Collect each line of the entries that holds the string "JSON".

* Begin Raw data *

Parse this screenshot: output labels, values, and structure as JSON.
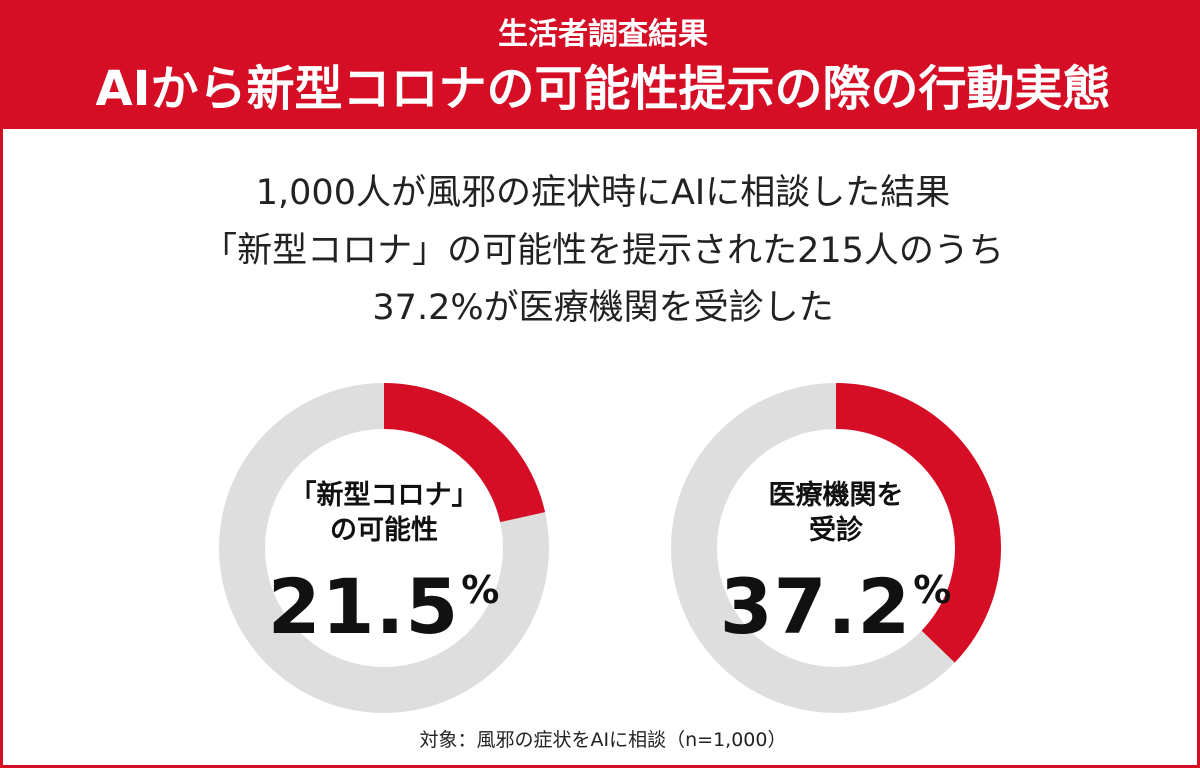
{
  "header": {
    "subtitle": "生活者調査結果",
    "title": "AIから新型コロナの可能性提示の際の行動実態"
  },
  "lead": {
    "line1": "1,000人が風邪の症状時にAIに相談した結果",
    "line2": "「新型コロナ」の可能性を提示された215人のうち",
    "line3": "37.2%が医療機関を受診した"
  },
  "footnote": "対象：風邪の症状をAIに相談（n=1,000）",
  "colors": {
    "accent": "#d50e26",
    "remainder": "#dedede"
  },
  "chart_data": [
    {
      "type": "pie",
      "label_line1": "「新型コロナ」",
      "label_line2": "の可能性",
      "value": 21.5,
      "value_text": "21.5",
      "unit": "%",
      "slices": [
        {
          "name": "「新型コロナ」の可能性",
          "value": 21.5
        },
        {
          "name": "",
          "value": 78.5
        }
      ]
    },
    {
      "type": "pie",
      "label_line1": "医療機関を",
      "label_line2": "受診",
      "value": 37.2,
      "value_text": "37.2",
      "unit": "%",
      "slices": [
        {
          "name": "医療機関を受診",
          "value": 37.2
        },
        {
          "name": "",
          "value": 62.8
        }
      ]
    }
  ]
}
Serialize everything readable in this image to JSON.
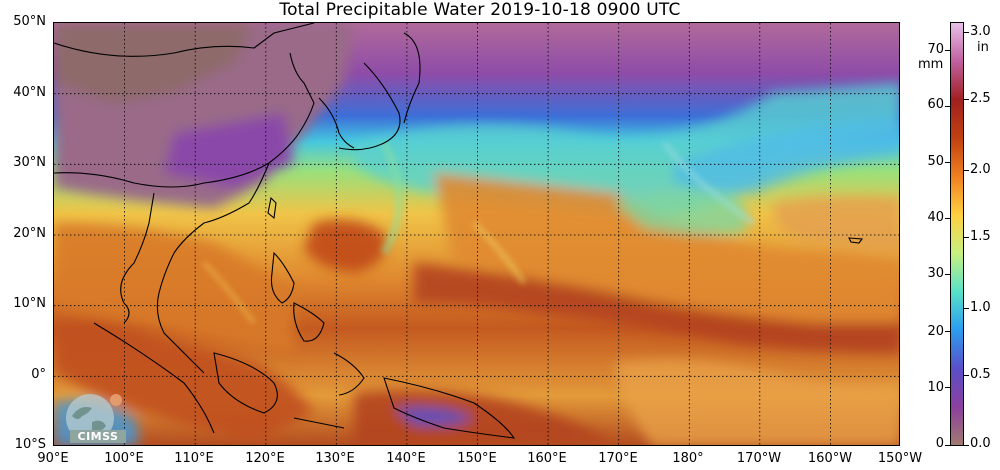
{
  "title": "Total Precipitable Water  2019-10-18 0900 UTC",
  "map": {
    "lat_labels": [
      "50°N",
      "40°N",
      "30°N",
      "20°N",
      "10°N",
      "0°",
      "10°S"
    ],
    "lon_labels": [
      "90°E",
      "100°E",
      "110°E",
      "120°E",
      "130°E",
      "140°E",
      "150°E",
      "160°E",
      "170°E",
      "180°",
      "170°W",
      "160°W",
      "150°W"
    ],
    "extent": {
      "lon_min": 90,
      "lon_max": 210,
      "lat_min": -10,
      "lat_max": 50
    },
    "grid": true
  },
  "colorbar": {
    "mm_ticks": [
      "70",
      "60",
      "50",
      "40",
      "30",
      "20",
      "10",
      "0"
    ],
    "mm_unit": "mm",
    "in_ticks": [
      "3.0",
      "2.5",
      "2.0",
      "1.5",
      "1.0",
      "0.5",
      "0.0"
    ],
    "in_unit": "in",
    "range_mm": [
      0,
      76
    ],
    "colors": [
      "#a07a70",
      "#8a3fa0",
      "#5a4fc8",
      "#2a9df0",
      "#58e2c8",
      "#c8f080",
      "#ffd040",
      "#f08020",
      "#c04010",
      "#a02020",
      "#c060a0",
      "#e8c0e8"
    ]
  },
  "logo": {
    "text": "CIMSS",
    "icon": "cimss-globe-icon"
  },
  "colors": {
    "dry": "#8a5a9a",
    "moist": "#f0a040",
    "very_moist": "#b0401c",
    "land_outline": "#000000"
  }
}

* End Raw data *

* [Response to this task]:
Parse this screenshot: output labels, values, and structure as JSON.
Serialize everything readable in this image to JSON.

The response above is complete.